**AIM**
Compute the number of lines that include the string "quan", then output that number and nothing else.

Rows from a dataset:

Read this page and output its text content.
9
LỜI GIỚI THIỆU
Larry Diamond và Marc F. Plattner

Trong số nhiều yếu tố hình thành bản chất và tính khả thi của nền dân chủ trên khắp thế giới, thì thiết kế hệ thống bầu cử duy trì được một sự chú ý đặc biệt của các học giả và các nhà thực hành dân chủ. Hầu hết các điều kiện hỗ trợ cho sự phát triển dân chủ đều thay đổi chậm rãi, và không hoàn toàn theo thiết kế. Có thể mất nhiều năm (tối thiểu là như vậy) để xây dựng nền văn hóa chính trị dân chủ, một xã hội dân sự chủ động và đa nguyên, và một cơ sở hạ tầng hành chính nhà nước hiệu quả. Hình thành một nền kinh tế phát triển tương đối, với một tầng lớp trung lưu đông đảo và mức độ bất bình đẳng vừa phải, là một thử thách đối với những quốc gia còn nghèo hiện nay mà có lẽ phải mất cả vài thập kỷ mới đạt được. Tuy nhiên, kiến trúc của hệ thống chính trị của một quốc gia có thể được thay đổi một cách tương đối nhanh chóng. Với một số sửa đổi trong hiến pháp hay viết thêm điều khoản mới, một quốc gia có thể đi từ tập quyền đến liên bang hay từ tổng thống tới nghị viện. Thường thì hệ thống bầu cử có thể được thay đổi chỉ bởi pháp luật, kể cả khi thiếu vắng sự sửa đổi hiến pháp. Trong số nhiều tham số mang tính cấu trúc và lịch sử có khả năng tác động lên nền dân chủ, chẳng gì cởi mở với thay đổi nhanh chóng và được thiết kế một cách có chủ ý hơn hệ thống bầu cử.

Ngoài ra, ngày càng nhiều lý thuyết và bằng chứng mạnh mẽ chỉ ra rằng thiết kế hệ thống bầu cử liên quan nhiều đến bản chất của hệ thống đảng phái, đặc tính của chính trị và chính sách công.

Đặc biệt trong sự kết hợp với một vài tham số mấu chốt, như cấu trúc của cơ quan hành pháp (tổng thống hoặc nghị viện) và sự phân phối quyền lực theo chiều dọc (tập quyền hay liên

**EXERCISE RESULT**
2